Return the part that opens with the line containing "x-tick-label: 15 (826, 555, 840, 569)" and closes with the line containing "x-tick-label: 14 (369, 555, 383, 569)", both included, repeating those lines exactly.

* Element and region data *
==================================================

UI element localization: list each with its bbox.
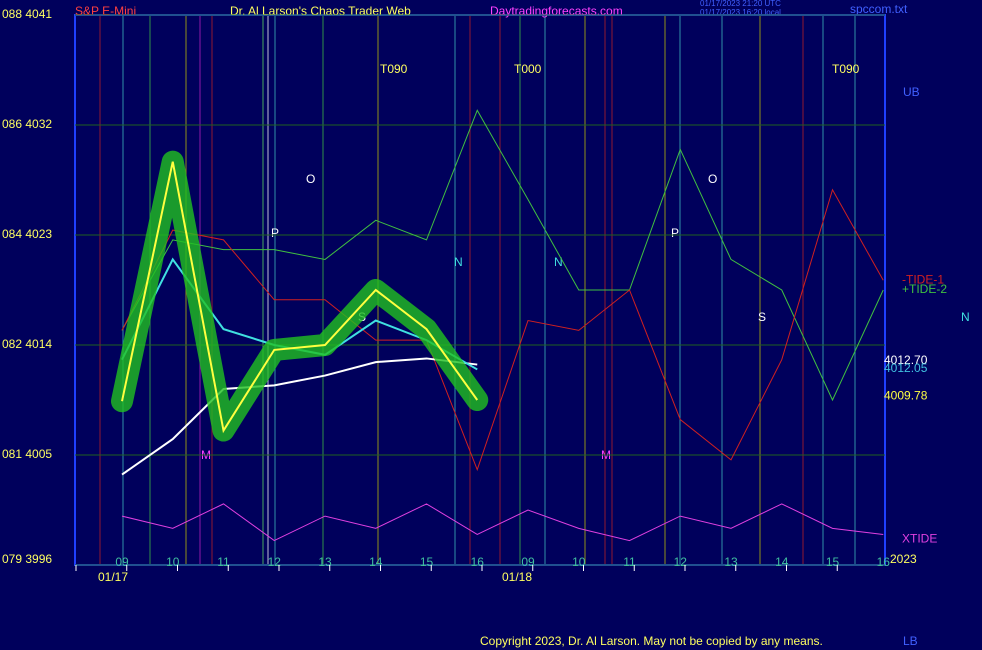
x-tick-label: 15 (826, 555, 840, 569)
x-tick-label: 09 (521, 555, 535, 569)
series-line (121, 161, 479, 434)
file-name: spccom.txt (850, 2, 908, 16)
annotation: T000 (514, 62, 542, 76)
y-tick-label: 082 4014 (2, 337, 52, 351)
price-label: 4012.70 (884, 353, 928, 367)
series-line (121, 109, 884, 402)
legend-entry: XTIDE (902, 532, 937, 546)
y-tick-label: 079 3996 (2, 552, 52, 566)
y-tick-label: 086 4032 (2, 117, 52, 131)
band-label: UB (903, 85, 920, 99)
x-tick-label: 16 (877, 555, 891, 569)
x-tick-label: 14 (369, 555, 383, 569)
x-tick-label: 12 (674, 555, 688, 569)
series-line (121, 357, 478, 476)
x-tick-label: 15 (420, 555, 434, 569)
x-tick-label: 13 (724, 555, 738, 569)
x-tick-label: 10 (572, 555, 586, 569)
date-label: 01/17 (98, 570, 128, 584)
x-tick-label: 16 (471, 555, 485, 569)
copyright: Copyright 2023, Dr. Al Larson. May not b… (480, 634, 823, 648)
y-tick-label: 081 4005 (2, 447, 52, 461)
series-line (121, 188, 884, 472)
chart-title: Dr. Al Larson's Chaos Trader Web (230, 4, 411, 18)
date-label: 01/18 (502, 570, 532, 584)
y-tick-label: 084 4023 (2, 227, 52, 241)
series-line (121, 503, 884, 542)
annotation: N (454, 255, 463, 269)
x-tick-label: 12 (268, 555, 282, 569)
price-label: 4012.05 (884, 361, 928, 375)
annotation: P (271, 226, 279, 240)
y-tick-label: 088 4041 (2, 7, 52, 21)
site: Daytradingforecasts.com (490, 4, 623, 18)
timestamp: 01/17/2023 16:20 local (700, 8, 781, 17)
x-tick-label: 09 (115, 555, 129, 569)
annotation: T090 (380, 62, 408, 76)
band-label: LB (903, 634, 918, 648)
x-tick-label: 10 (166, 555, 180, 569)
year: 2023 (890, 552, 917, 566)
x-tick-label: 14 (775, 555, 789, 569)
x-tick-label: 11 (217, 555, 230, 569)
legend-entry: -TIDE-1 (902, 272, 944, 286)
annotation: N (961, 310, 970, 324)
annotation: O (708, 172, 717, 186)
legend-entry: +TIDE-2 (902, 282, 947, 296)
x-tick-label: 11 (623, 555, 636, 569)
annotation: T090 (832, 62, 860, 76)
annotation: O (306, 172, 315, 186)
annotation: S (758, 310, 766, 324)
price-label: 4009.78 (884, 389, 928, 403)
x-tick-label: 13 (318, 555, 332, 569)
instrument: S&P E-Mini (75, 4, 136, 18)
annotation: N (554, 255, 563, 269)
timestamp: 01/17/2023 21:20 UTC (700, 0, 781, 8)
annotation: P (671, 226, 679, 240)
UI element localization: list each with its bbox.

==================================================

* Exercise result *
x-tick-label: 15 (826, 555, 840, 569)
x-tick-label: 09 (521, 555, 535, 569)
series-line (121, 161, 479, 434)
file-name: spccom.txt (850, 2, 908, 16)
annotation: T000 (514, 62, 542, 76)
y-tick-label: 082 4014 (2, 337, 52, 351)
price-label: 4012.70 (884, 353, 928, 367)
series-line (121, 109, 884, 402)
legend-entry: XTIDE (902, 532, 937, 546)
y-tick-label: 079 3996 (2, 552, 52, 566)
y-tick-label: 086 4032 (2, 117, 52, 131)
band-label: UB (903, 85, 920, 99)
x-tick-label: 16 (877, 555, 891, 569)
x-tick-label: 14 (369, 555, 383, 569)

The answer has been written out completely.